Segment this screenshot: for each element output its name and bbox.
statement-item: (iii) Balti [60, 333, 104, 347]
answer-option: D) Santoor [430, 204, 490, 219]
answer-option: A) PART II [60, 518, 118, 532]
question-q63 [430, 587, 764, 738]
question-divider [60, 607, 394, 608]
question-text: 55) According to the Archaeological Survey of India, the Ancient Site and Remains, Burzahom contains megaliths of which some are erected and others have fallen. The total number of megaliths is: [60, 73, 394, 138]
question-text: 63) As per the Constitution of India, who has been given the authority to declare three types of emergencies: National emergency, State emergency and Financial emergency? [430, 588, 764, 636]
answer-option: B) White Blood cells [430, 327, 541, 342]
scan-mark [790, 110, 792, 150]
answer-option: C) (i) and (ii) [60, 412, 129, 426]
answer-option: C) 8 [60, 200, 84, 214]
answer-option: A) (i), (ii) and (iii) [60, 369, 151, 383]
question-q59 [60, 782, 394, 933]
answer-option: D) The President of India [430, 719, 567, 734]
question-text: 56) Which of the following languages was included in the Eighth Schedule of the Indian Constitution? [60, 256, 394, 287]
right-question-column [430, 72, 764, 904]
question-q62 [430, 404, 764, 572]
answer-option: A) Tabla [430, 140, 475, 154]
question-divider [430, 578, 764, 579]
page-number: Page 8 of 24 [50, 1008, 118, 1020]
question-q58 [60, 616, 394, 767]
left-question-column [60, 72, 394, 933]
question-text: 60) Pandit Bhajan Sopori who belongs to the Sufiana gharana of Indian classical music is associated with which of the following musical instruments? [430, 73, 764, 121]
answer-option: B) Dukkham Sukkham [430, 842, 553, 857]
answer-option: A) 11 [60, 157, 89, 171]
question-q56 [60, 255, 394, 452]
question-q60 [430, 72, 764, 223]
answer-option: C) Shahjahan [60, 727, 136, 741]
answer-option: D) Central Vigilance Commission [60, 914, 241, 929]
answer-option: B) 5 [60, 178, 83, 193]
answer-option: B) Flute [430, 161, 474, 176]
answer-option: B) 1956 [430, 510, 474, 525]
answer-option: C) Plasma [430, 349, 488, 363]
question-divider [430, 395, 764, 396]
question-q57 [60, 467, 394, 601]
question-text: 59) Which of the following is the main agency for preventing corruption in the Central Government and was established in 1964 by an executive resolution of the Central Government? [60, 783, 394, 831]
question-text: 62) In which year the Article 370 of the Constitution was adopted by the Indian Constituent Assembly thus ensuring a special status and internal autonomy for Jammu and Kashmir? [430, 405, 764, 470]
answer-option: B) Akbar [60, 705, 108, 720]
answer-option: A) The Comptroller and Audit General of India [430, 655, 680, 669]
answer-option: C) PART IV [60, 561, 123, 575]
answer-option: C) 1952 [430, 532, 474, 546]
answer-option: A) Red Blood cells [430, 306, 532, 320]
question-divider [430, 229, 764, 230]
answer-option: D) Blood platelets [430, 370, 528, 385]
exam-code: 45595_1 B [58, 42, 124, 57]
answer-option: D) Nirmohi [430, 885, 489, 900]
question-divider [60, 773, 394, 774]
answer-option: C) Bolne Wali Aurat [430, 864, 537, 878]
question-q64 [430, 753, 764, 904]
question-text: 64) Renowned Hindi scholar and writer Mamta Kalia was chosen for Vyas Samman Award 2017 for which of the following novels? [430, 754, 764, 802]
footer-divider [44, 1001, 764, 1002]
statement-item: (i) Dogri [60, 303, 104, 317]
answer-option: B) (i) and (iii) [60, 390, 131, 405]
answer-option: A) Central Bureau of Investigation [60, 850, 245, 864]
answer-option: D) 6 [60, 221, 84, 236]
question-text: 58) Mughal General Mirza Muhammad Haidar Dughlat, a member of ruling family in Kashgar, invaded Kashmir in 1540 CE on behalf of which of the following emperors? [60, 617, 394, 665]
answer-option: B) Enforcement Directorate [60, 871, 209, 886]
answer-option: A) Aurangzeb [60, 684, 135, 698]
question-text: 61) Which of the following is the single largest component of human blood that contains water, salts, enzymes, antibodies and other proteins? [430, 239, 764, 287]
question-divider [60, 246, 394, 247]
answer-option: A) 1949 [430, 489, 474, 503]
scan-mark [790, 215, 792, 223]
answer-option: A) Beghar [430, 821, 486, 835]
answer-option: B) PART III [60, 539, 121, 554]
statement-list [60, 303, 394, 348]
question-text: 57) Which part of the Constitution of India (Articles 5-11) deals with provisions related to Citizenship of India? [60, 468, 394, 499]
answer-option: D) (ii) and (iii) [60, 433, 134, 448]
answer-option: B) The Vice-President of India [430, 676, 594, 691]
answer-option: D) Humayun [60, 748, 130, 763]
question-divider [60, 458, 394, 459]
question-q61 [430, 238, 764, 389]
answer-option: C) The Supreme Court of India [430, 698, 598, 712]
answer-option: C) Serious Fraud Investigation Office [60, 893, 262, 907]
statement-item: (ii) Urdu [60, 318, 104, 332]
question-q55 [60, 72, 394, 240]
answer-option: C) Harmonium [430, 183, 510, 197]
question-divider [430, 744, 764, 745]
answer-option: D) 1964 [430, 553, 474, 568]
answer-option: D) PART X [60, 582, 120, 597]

============

● **Exercise requirements**:
All of the records should be transcribed exactly, with nothing left out.

● **Response box**:
Segment this screenshot: for each element output its name and bbox.
statement-item: (iii) Balti [60, 333, 104, 347]
answer-option: D) Santoor [430, 204, 490, 219]
answer-option: A) PART II [60, 518, 118, 532]
question-q63 [430, 587, 764, 738]
question-divider [60, 607, 394, 608]
question-text: 55) According to the Archaeological Survey of India, the Ancient Site and Remains, Burzahom contains megaliths of which some are erected and others have fallen. The total number of megaliths is: [60, 73, 394, 138]
question-text: 63) As per the Constitution of India, who has been given the authority to declare three types of emergencies: National emergency, State emergency and Financial emergency? [430, 588, 764, 636]
answer-option: B) White Blood cells [430, 327, 541, 342]
scan-mark [790, 110, 792, 150]
answer-option: C) (i) and (ii) [60, 412, 129, 426]
answer-option: C) 8 [60, 200, 84, 214]
answer-option: A) (i), (ii) and (iii) [60, 369, 151, 383]
question-q59 [60, 782, 394, 933]
answer-option: D) The President of India [430, 719, 567, 734]
question-text: 56) Which of the following languages was included in the Eighth Schedule of the Indian Constitution? [60, 256, 394, 287]
right-question-column [430, 72, 764, 904]
question-q62 [430, 404, 764, 572]
answer-option: A) Tabla [430, 140, 475, 154]
question-divider [430, 578, 764, 579]
page-number: Page 8 of 24 [50, 1008, 118, 1020]
question-q58 [60, 616, 394, 767]
left-question-column [60, 72, 394, 933]
question-text: 60) Pandit Bhajan Sopori who belongs to the Sufiana gharana of Indian classical music is associated with which of the following musical instruments? [430, 73, 764, 121]
answer-option: B) Dukkham Sukkham [430, 842, 553, 857]
answer-option: A) 11 [60, 157, 89, 171]
question-q56 [60, 255, 394, 452]
question-q60 [430, 72, 764, 223]
answer-option: C) Shahjahan [60, 727, 136, 741]
answer-option: D) Central Vigilance Commission [60, 914, 241, 929]
answer-option: B) 5 [60, 178, 83, 193]
answer-option: B) Flute [430, 161, 474, 176]
answer-option: B) 1956 [430, 510, 474, 525]
answer-option: C) Plasma [430, 349, 488, 363]
question-divider [430, 395, 764, 396]
question-q57 [60, 467, 394, 601]
question-text: 59) Which of the following is the main agency for preventing corruption in the Central Government and was established in 1964 by an executive resolution of the Central Government? [60, 783, 394, 831]
question-text: 62) In which year the Article 370 of the Constitution was adopted by the Indian Constituent Assembly thus ensuring a special status and internal autonomy for Jammu and Kashmir? [430, 405, 764, 470]
answer-option: B) Akbar [60, 705, 108, 720]
answer-option: A) The Comptroller and Audit General of India [430, 655, 680, 669]
answer-option: C) PART IV [60, 561, 123, 575]
answer-option: C) 1952 [430, 532, 474, 546]
answer-option: A) Red Blood cells [430, 306, 532, 320]
question-divider [430, 229, 764, 230]
answer-option: D) Blood platelets [430, 370, 528, 385]
exam-code: 45595_1 B [58, 42, 124, 57]
answer-option: D) Nirmohi [430, 885, 489, 900]
question-divider [60, 773, 394, 774]
answer-option: C) Bolne Wali Aurat [430, 864, 537, 878]
question-q64 [430, 753, 764, 904]
question-text: 64) Renowned Hindi scholar and writer Mamta Kalia was chosen for Vyas Samman Award 2017 for which of the following novels? [430, 754, 764, 802]
footer-divider [44, 1001, 764, 1002]
statement-item: (i) Dogri [60, 303, 104, 317]
answer-option: B) (i) and (iii) [60, 390, 131, 405]
answer-option: A) Central Bureau of Investigation [60, 850, 245, 864]
answer-option: D) 6 [60, 221, 84, 236]
question-text: 58) Mughal General Mirza Muhammad Haidar Dughlat, a member of ruling family in Kashgar, invaded Kashmir in 1540 CE on behalf of which of the following emperors? [60, 617, 394, 665]
answer-option: B) Enforcement Directorate [60, 871, 209, 886]
answer-option: A) Aurangzeb [60, 684, 135, 698]
question-text: 61) Which of the following is the single largest component of human blood that contains water, salts, enzymes, antibodies and other proteins? [430, 239, 764, 287]
question-divider [60, 246, 394, 247]
answer-option: A) 1949 [430, 489, 474, 503]
scan-mark [790, 215, 792, 223]
answer-option: A) Beghar [430, 821, 486, 835]
answer-option: B) PART III [60, 539, 121, 554]
statement-list [60, 303, 394, 348]
question-text: 57) Which part of the Constitution of India (Articles 5-11) deals with provisions related to Citizenship of India? [60, 468, 394, 499]
answer-option: D) (ii) and (iii) [60, 433, 134, 448]
answer-option: B) The Vice-President of India [430, 676, 594, 691]
answer-option: D) Humayun [60, 748, 130, 763]
question-divider [60, 458, 394, 459]
question-q61 [430, 238, 764, 389]
answer-option: C) The Supreme Court of India [430, 698, 598, 712]
answer-option: C) Serious Fraud Investigation Office [60, 893, 262, 907]
statement-item: (ii) Urdu [60, 318, 104, 332]
question-q55 [60, 72, 394, 240]
answer-option: C) Harmonium [430, 183, 510, 197]
question-divider [430, 744, 764, 745]
answer-option: D) 1964 [430, 553, 474, 568]
answer-option: D) PART X [60, 582, 120, 597]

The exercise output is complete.